** Start **

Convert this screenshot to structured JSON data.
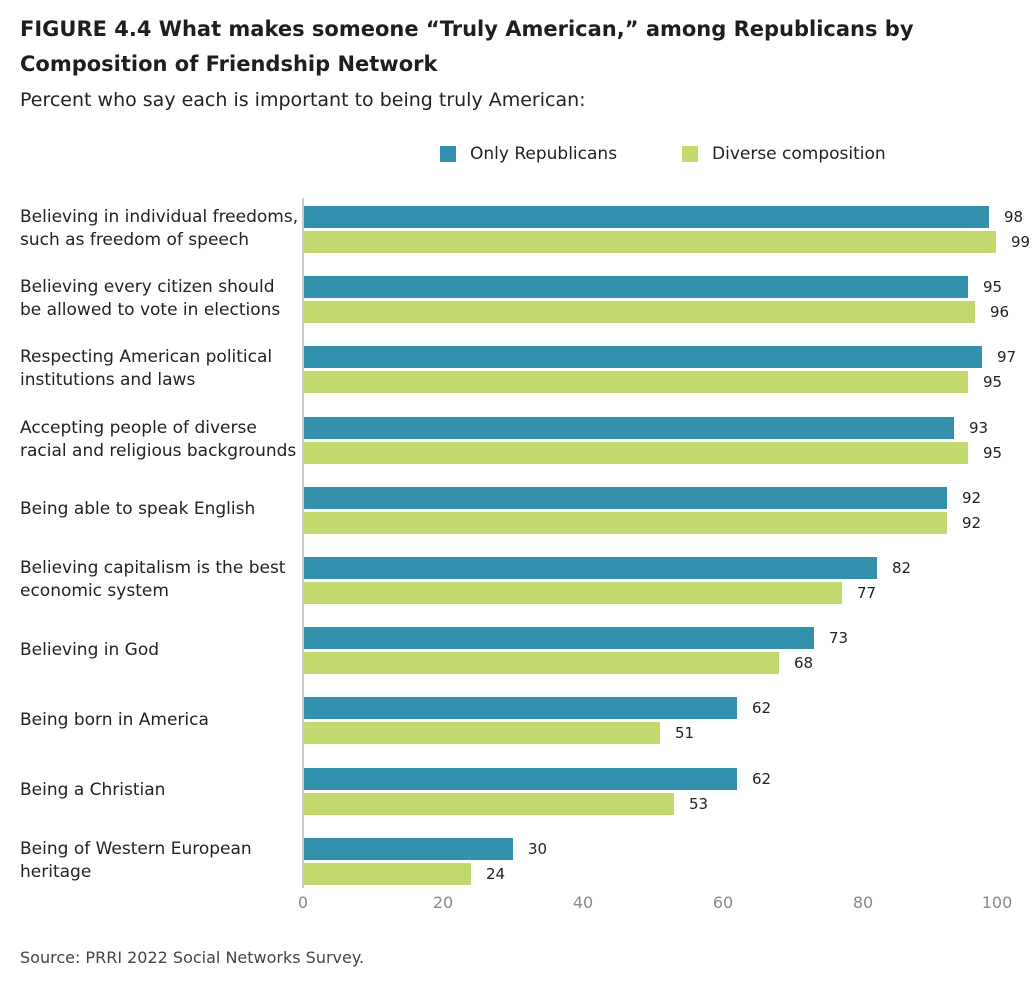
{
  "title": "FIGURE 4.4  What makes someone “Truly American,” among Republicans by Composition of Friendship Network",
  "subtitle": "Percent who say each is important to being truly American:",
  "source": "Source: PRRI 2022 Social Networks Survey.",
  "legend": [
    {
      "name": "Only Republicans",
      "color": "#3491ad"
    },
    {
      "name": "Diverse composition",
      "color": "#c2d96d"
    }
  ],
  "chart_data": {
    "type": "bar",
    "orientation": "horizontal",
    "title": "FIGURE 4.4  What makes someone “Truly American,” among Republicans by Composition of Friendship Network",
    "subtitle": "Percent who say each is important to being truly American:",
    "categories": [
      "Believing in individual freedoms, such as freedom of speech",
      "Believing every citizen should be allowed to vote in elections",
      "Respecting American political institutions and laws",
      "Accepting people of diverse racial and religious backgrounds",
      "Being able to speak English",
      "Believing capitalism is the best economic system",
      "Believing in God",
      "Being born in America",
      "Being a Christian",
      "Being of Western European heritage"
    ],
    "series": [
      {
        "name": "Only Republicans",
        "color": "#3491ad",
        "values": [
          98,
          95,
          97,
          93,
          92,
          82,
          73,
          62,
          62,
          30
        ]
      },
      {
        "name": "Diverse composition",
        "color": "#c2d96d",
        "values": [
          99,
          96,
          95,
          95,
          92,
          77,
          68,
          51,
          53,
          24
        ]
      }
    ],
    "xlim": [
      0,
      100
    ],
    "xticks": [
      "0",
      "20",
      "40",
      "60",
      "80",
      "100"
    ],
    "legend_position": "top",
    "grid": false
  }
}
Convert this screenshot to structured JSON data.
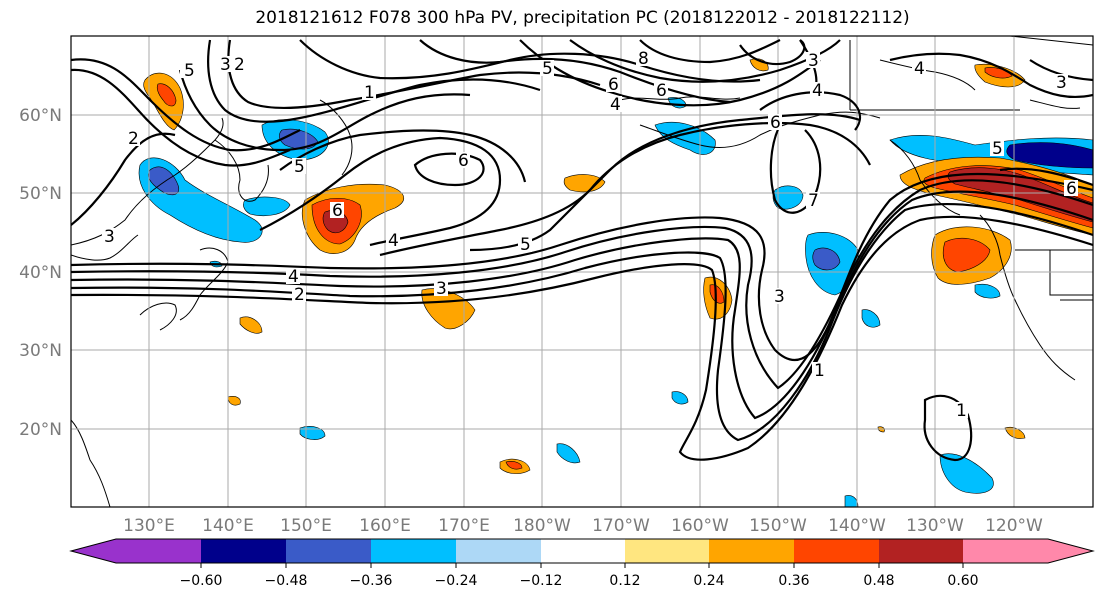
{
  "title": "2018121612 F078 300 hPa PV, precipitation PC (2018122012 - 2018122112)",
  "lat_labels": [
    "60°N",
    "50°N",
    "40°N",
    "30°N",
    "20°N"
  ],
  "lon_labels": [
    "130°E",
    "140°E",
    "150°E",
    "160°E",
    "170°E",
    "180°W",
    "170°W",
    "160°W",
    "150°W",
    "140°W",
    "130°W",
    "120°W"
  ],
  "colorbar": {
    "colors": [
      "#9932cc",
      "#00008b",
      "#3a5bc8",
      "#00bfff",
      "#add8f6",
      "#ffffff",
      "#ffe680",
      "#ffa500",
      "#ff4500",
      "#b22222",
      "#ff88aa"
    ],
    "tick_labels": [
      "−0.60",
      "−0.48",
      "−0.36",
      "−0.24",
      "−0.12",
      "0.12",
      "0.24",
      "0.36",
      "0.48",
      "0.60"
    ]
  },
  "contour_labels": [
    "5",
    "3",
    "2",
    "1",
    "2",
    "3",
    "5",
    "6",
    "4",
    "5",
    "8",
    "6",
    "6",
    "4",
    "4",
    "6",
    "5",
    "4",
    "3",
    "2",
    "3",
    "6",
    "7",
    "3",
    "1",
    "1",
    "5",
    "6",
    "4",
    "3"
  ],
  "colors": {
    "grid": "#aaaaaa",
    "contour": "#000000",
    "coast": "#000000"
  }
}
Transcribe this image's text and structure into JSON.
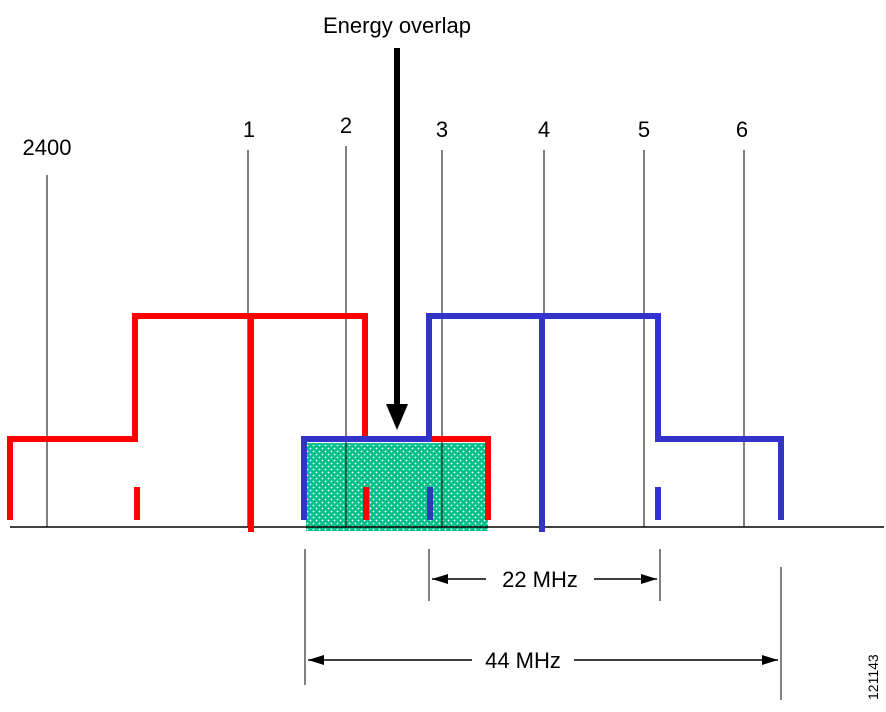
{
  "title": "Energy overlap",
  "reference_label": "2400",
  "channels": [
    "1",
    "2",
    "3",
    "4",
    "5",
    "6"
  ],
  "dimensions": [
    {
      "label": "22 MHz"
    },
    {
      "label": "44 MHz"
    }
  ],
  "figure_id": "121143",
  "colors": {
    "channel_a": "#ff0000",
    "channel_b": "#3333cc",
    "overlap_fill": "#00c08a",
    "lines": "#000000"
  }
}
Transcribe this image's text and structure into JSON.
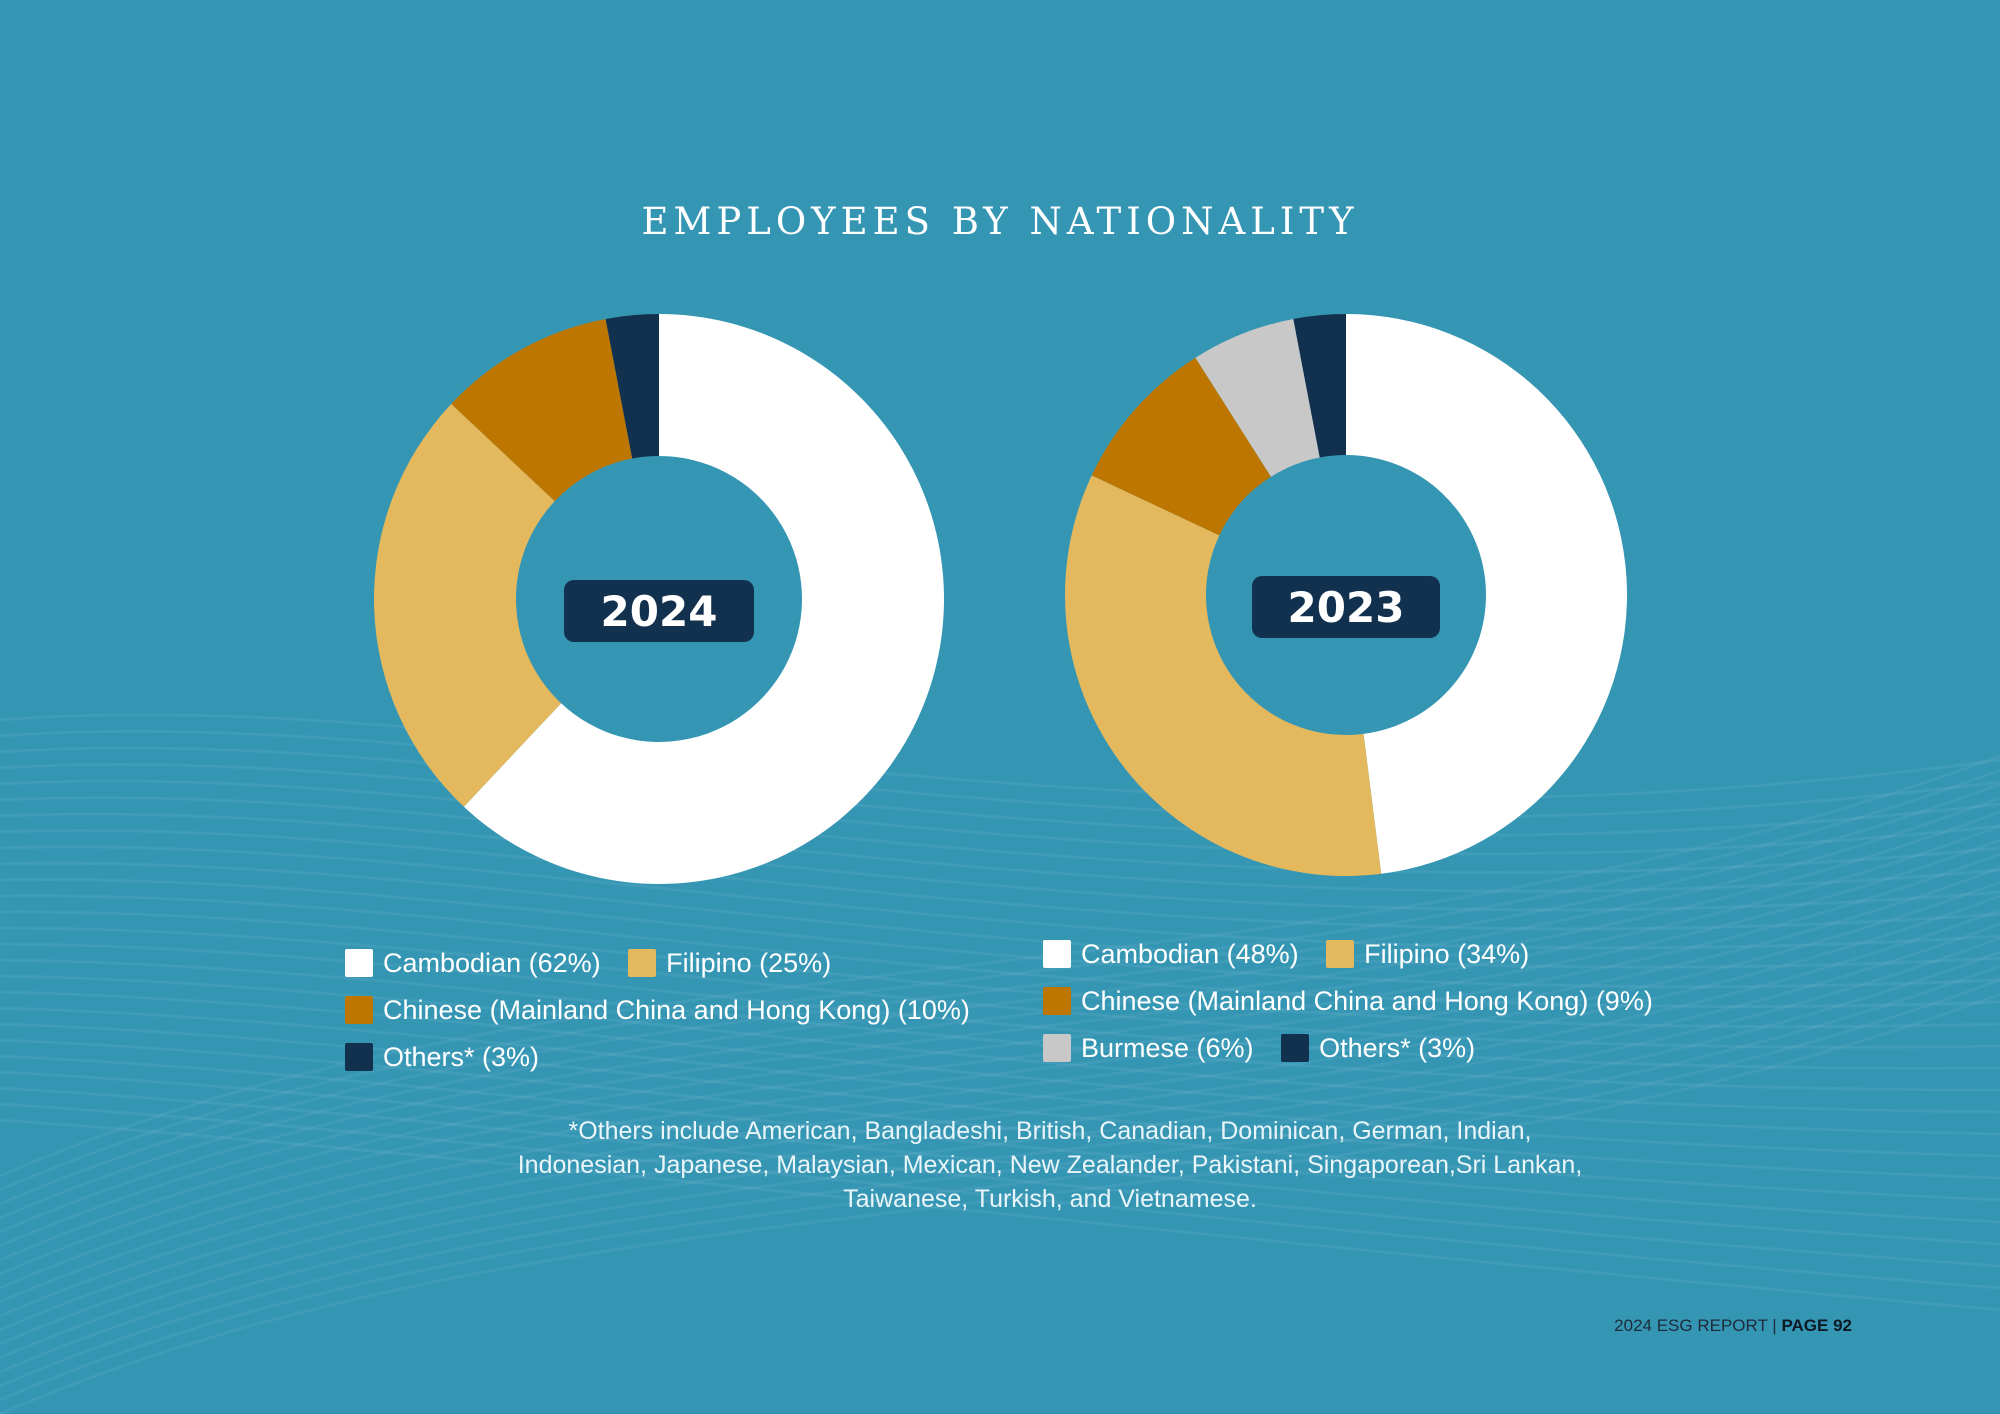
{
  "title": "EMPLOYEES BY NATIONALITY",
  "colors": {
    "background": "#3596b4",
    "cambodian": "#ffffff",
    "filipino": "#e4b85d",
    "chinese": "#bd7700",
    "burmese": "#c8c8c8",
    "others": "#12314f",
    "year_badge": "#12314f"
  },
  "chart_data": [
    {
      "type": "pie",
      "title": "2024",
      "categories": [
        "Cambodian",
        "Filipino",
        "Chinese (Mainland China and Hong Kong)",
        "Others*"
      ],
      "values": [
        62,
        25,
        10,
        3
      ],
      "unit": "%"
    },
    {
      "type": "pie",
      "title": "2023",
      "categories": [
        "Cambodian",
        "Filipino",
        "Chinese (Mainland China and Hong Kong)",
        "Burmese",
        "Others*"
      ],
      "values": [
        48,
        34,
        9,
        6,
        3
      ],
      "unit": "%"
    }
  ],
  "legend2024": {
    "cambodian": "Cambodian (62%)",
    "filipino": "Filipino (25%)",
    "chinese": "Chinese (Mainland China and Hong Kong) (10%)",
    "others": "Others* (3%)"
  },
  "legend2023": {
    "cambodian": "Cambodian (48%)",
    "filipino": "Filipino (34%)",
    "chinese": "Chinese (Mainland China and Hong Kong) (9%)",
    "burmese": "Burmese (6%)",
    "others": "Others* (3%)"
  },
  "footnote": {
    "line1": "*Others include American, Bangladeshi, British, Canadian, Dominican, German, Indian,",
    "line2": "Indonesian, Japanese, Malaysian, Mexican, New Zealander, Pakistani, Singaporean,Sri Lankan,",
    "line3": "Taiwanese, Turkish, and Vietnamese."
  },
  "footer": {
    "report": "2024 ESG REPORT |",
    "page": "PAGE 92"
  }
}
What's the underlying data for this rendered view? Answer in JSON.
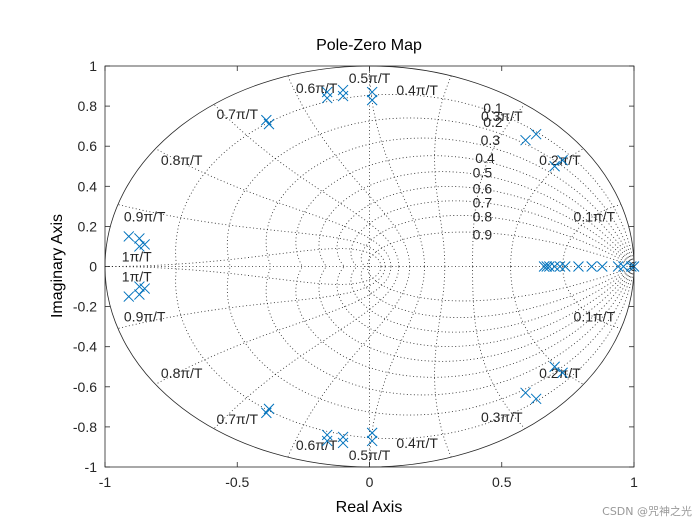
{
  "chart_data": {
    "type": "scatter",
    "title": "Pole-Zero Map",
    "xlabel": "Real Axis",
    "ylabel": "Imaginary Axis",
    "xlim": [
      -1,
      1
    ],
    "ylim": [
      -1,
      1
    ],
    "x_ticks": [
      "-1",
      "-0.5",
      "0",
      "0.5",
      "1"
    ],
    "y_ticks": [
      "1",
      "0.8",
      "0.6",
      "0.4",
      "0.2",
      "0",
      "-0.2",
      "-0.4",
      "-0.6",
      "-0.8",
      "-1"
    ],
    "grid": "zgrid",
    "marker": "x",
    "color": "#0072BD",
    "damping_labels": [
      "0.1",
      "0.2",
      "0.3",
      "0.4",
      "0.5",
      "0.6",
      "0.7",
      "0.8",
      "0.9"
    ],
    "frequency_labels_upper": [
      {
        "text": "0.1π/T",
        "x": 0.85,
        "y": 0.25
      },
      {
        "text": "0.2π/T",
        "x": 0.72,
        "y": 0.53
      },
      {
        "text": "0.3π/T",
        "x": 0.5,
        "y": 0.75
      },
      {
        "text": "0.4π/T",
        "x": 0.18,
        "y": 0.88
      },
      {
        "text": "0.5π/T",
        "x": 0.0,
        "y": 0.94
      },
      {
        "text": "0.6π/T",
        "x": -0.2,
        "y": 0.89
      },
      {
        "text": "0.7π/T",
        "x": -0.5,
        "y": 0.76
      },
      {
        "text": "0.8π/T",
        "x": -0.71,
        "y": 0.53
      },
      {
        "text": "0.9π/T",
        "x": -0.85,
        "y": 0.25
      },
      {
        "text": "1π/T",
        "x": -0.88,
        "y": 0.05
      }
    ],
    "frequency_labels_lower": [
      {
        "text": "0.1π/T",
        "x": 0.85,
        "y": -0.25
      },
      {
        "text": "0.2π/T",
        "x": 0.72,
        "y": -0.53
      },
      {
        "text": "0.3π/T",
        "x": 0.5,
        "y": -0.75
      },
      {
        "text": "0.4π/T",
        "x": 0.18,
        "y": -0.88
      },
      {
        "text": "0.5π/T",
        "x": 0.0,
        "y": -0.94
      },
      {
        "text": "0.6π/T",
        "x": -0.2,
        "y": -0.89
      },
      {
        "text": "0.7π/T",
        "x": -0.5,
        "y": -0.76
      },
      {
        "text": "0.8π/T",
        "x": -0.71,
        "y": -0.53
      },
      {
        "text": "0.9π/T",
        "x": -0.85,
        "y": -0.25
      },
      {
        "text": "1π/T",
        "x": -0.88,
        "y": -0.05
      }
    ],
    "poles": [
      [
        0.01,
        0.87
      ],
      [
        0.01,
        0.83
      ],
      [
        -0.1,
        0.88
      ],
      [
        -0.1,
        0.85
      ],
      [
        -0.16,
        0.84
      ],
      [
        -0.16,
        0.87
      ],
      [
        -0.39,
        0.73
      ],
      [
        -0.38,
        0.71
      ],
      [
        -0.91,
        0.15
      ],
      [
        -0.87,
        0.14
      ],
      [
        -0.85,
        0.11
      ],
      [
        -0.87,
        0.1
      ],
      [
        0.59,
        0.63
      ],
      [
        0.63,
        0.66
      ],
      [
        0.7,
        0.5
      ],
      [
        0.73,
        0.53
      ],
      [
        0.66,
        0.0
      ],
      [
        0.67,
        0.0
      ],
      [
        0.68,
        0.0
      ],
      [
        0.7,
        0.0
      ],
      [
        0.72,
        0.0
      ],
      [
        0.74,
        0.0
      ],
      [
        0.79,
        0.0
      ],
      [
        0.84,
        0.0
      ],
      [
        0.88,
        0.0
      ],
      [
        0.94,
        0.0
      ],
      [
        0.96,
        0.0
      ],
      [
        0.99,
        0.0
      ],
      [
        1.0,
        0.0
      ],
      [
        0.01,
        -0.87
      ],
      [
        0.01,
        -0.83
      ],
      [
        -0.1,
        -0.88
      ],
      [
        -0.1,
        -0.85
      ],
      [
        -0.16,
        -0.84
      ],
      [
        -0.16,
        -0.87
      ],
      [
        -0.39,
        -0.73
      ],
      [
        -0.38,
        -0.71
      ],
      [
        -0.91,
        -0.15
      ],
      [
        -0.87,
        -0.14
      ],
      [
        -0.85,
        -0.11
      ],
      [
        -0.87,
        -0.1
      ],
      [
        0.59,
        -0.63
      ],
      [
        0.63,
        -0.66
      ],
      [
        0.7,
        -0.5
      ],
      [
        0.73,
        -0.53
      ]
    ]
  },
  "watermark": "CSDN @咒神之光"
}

** End **

◆ Instruction: Only the number is wanted: how many lines in the preceding entries hold the string "Axis"?

◆ Complete output: 2